Gather every line of the records in which the string "enabled" occurs, and copy each one out in full.

-- start of DATASET ROWS --

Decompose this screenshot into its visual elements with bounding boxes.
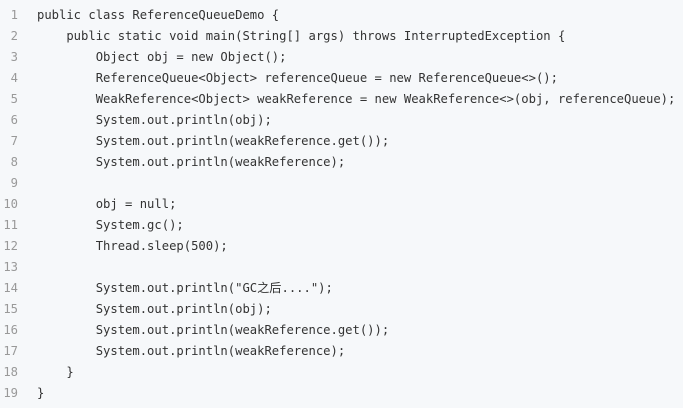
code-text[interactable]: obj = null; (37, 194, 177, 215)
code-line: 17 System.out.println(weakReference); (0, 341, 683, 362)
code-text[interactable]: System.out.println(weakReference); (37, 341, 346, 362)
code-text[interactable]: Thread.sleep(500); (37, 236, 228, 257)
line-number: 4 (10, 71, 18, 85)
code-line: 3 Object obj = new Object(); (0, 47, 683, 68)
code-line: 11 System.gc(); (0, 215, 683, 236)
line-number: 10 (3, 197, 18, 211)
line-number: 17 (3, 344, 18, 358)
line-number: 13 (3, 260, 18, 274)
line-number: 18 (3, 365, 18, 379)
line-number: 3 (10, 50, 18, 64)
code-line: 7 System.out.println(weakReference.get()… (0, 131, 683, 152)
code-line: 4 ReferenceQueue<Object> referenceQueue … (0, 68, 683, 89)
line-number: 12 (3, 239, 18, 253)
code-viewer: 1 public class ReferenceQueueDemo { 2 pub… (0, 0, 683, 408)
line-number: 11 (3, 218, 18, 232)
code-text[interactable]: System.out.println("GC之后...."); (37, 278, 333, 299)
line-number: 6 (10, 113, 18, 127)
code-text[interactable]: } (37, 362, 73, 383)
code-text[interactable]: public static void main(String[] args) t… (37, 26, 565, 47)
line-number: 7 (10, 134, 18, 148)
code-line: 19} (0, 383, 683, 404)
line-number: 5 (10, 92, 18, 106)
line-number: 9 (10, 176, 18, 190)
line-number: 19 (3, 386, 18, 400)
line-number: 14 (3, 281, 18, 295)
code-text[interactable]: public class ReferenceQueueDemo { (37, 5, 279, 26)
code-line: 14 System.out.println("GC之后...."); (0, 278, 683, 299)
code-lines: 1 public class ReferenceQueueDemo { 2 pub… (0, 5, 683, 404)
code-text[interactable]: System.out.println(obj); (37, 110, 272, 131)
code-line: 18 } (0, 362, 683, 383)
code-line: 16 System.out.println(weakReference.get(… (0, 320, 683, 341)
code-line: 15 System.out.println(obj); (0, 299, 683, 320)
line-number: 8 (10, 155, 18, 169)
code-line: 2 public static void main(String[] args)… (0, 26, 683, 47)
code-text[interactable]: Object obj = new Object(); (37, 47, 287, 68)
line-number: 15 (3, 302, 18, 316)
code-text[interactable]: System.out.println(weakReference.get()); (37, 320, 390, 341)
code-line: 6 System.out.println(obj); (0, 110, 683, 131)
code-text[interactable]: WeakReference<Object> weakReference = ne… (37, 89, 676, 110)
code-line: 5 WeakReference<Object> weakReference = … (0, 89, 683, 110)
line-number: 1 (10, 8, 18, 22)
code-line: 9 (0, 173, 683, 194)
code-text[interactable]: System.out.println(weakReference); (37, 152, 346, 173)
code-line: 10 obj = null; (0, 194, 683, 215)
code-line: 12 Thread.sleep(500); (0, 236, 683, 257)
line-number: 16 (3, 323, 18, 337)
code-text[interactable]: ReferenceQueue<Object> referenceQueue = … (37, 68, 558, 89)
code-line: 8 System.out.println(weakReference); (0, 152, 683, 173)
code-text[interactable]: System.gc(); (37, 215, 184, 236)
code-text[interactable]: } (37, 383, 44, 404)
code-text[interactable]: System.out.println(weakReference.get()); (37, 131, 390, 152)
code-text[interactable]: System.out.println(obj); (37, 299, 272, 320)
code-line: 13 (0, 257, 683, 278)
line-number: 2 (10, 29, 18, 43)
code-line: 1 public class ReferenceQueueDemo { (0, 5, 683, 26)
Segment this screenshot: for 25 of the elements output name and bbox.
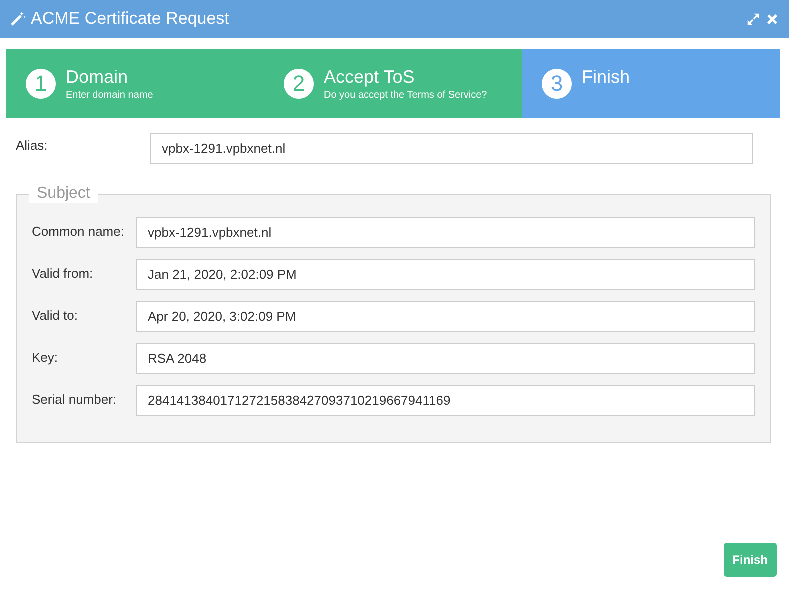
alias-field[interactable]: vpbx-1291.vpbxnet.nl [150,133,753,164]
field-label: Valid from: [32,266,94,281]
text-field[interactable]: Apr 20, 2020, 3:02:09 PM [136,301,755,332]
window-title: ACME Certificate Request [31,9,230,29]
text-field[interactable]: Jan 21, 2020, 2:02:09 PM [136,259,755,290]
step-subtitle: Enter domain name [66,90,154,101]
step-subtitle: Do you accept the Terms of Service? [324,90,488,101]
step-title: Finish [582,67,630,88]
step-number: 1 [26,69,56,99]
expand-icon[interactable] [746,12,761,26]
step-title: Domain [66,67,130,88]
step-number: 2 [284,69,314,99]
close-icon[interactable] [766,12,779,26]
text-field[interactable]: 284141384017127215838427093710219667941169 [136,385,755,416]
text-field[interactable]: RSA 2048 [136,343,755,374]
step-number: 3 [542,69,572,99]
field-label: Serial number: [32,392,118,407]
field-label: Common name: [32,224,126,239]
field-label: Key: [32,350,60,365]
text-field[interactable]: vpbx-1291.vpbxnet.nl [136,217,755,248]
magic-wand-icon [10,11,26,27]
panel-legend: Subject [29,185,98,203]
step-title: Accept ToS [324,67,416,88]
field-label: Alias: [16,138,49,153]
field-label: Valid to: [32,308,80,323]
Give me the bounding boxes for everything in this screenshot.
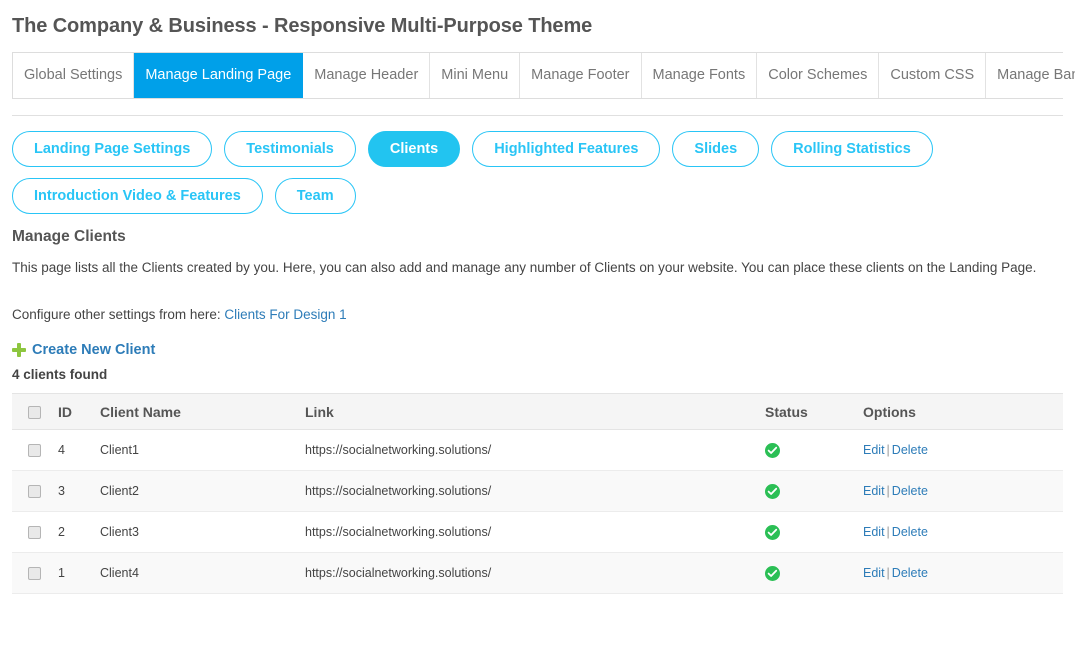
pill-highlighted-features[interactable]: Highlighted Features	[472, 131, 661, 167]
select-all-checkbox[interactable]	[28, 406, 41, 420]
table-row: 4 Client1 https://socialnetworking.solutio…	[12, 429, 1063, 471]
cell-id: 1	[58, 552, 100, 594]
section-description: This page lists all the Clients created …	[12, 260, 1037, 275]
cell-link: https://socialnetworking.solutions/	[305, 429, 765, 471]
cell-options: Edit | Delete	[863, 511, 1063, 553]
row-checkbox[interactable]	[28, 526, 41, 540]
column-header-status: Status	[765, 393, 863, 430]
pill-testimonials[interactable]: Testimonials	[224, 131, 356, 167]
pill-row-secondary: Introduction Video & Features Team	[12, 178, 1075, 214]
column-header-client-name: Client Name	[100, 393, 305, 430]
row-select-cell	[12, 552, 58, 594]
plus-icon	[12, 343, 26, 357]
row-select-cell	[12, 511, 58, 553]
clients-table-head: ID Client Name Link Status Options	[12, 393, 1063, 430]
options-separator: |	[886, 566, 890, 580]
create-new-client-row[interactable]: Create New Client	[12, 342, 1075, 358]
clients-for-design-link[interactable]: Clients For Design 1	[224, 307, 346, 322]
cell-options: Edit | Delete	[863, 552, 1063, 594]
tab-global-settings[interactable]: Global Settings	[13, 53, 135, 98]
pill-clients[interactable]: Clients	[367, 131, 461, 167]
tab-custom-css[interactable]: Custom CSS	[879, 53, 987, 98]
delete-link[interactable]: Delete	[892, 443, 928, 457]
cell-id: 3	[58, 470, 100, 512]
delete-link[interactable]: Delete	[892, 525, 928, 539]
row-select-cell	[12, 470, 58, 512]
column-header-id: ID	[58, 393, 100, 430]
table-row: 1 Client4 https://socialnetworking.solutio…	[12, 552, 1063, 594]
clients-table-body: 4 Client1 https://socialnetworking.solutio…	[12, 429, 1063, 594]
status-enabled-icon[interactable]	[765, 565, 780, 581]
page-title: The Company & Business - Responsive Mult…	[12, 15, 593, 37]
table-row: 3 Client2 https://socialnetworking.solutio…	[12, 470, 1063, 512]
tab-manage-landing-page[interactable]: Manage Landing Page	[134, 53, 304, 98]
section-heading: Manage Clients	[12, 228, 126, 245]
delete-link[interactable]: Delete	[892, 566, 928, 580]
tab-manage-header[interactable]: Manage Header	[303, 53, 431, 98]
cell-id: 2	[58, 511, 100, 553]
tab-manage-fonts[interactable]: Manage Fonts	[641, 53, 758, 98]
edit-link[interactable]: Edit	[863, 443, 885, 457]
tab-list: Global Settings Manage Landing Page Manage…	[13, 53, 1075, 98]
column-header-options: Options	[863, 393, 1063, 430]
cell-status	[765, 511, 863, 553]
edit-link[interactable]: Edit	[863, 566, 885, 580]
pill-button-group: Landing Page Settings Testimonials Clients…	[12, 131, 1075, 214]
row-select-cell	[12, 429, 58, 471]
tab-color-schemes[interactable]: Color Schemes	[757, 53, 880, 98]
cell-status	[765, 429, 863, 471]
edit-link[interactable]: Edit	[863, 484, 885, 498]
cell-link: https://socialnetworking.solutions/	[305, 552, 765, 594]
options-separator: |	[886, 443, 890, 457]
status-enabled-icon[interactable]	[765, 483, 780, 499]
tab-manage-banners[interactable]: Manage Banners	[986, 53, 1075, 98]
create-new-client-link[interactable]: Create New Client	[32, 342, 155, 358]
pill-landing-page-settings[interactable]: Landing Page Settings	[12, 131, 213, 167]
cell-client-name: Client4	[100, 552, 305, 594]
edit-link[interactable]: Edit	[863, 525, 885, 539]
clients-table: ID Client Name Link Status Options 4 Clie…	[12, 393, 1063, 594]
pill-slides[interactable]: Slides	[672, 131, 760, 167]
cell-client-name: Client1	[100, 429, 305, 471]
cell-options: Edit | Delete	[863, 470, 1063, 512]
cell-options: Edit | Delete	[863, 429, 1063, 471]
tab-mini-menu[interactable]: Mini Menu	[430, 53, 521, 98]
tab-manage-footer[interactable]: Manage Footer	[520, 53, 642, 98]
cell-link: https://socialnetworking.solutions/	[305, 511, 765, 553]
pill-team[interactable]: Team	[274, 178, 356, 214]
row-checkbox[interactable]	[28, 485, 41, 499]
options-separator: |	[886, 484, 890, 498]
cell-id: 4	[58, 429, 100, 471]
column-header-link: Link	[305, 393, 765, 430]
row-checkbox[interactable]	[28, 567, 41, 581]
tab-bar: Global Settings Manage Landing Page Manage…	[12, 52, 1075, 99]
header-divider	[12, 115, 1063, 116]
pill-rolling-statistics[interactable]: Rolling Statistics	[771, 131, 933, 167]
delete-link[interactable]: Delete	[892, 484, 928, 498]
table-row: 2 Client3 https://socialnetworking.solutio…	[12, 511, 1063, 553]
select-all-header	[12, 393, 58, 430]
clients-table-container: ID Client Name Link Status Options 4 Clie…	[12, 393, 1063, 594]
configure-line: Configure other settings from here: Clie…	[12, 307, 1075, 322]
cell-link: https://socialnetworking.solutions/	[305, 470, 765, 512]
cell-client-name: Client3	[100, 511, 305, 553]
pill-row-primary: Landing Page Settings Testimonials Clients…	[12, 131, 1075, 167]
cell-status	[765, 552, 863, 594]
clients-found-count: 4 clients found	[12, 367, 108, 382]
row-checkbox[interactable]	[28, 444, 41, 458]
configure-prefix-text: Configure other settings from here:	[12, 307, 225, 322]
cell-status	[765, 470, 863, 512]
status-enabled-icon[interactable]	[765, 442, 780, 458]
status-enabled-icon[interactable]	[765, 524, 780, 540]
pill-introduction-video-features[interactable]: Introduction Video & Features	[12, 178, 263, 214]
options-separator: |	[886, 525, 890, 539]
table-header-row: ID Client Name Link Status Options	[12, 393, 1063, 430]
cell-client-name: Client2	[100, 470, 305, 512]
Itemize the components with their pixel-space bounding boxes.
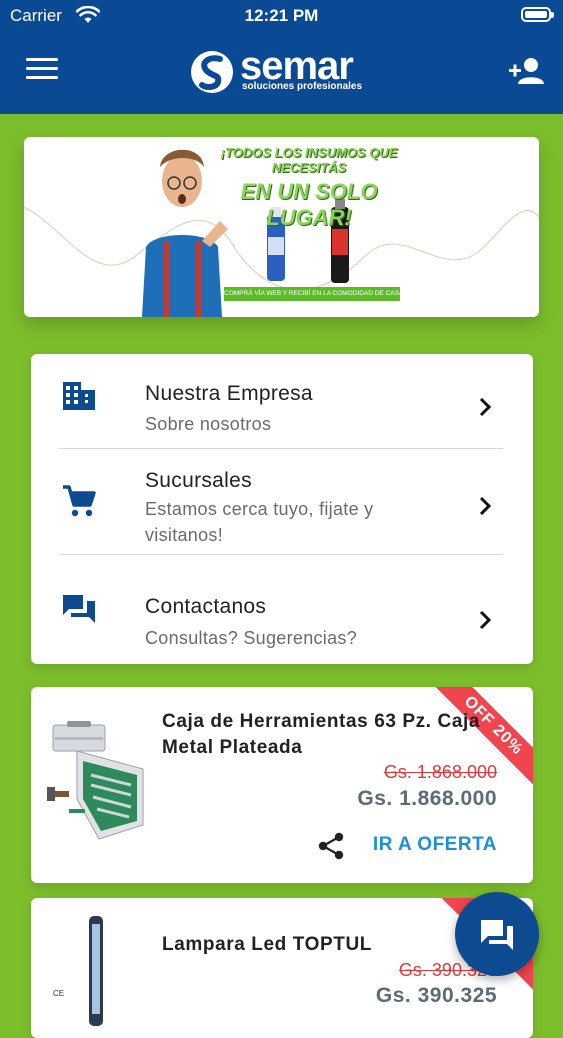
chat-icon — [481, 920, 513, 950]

-- end of DATASET ROWS --

FULL SOLUTION:
status-enabled-icon[interactable]	[765, 565, 780, 581]
status-enabled-icon[interactable]	[765, 483, 780, 499]
status-enabled-icon[interactable]	[765, 442, 780, 458]
status-enabled-icon[interactable]	[765, 524, 780, 540]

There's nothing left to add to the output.